* start Listed records *

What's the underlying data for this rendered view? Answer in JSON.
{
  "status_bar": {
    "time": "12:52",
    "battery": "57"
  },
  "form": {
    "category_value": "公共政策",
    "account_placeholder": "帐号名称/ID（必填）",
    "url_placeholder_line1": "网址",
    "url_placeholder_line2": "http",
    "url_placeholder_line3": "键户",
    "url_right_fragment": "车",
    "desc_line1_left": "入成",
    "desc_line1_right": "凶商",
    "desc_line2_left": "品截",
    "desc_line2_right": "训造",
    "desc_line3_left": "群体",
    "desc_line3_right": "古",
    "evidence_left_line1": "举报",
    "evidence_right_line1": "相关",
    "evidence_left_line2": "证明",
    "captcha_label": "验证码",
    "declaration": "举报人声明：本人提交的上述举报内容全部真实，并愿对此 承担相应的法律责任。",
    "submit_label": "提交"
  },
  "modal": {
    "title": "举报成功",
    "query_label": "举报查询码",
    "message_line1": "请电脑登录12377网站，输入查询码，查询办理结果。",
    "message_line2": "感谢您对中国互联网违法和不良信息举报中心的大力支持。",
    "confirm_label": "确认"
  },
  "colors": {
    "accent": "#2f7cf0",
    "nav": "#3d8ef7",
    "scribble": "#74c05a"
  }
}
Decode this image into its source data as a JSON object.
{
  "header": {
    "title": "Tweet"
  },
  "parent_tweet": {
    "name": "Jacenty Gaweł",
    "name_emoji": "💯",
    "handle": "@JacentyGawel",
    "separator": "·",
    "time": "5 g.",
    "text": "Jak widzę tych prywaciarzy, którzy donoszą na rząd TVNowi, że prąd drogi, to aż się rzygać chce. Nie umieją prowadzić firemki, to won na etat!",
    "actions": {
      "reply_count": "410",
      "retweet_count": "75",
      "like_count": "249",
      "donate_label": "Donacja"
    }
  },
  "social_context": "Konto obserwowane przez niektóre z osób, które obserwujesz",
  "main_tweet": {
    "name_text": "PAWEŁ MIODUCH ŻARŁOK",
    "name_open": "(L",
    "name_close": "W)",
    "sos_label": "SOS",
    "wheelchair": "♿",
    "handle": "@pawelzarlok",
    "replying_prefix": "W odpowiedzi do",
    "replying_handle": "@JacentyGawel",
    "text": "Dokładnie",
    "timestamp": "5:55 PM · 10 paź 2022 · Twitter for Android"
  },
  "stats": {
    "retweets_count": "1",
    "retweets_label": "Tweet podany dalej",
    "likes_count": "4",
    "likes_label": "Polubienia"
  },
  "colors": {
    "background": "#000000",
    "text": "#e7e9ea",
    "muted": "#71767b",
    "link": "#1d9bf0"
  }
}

* end Listed records *

### Written exercise:
Your task is to print all of the records exactly.

### Written solution:
What's the underlying data for this rendered view? Answer in JSON.
{
  "status_bar": {
    "time": "12:52",
    "battery": "57"
  },
  "form": {
    "category_value": "公共政策",
    "account_placeholder": "帐号名称/ID（必填）",
    "url_placeholder_line1": "网址",
    "url_placeholder_line2": "http",
    "url_placeholder_line3": "键户",
    "url_right_fragment": "车",
    "desc_line1_left": "入成",
    "desc_line1_right": "凶商",
    "desc_line2_left": "品截",
    "desc_line2_right": "训造",
    "desc_line3_left": "群体",
    "desc_line3_right": "古",
    "evidence_left_line1": "举报",
    "evidence_right_line1": "相关",
    "evidence_left_line2": "证明",
    "captcha_label": "验证码",
    "declaration": "举报人声明：本人提交的上述举报内容全部真实，并愿对此 承担相应的法律责任。",
    "submit_label": "提交"
  },
  "modal": {
    "title": "举报成功",
    "query_label": "举报查询码",
    "message_line1": "请电脑登录12377网站，输入查询码，查询办理结果。",
    "message_line2": "感谢您对中国互联网违法和不良信息举报中心的大力支持。",
    "confirm_label": "确认"
  },
  "colors": {
    "accent": "#2f7cf0",
    "nav": "#3d8ef7",
    "scribble": "#74c05a"
  }
}
Decode this image into its source data as a JSON object.
{
  "header": {
    "title": "Tweet"
  },
  "parent_tweet": {
    "name": "Jacenty Gaweł",
    "name_emoji": "💯",
    "handle": "@JacentyGawel",
    "separator": "·",
    "time": "5 g.",
    "text": "Jak widzę tych prywaciarzy, którzy donoszą na rząd TVNowi, że prąd drogi, to aż się rzygać chce. Nie umieją prowadzić firemki, to won na etat!",
    "actions": {
      "reply_count": "410",
      "retweet_count": "75",
      "like_count": "249",
      "donate_label": "Donacja"
    }
  },
  "social_context": "Konto obserwowane przez niektóre z osób, które obserwujesz",
  "main_tweet": {
    "name_text": "PAWEŁ MIODUCH ŻARŁOK",
    "name_open": "(L",
    "name_close": "W)",
    "sos_label": "SOS",
    "wheelchair": "♿",
    "handle": "@pawelzarlok",
    "replying_prefix": "W odpowiedzi do",
    "replying_handle": "@JacentyGawel",
    "text": "Dokładnie",
    "timestamp": "5:55 PM · 10 paź 2022 · Twitter for Android"
  },
  "stats": {
    "retweets_count": "1",
    "retweets_label": "Tweet podany dalej",
    "likes_count": "4",
    "likes_label": "Polubienia"
  },
  "colors": {
    "background": "#000000",
    "text": "#e7e9ea",
    "muted": "#71767b",
    "link": "#1d9bf0"
  }
}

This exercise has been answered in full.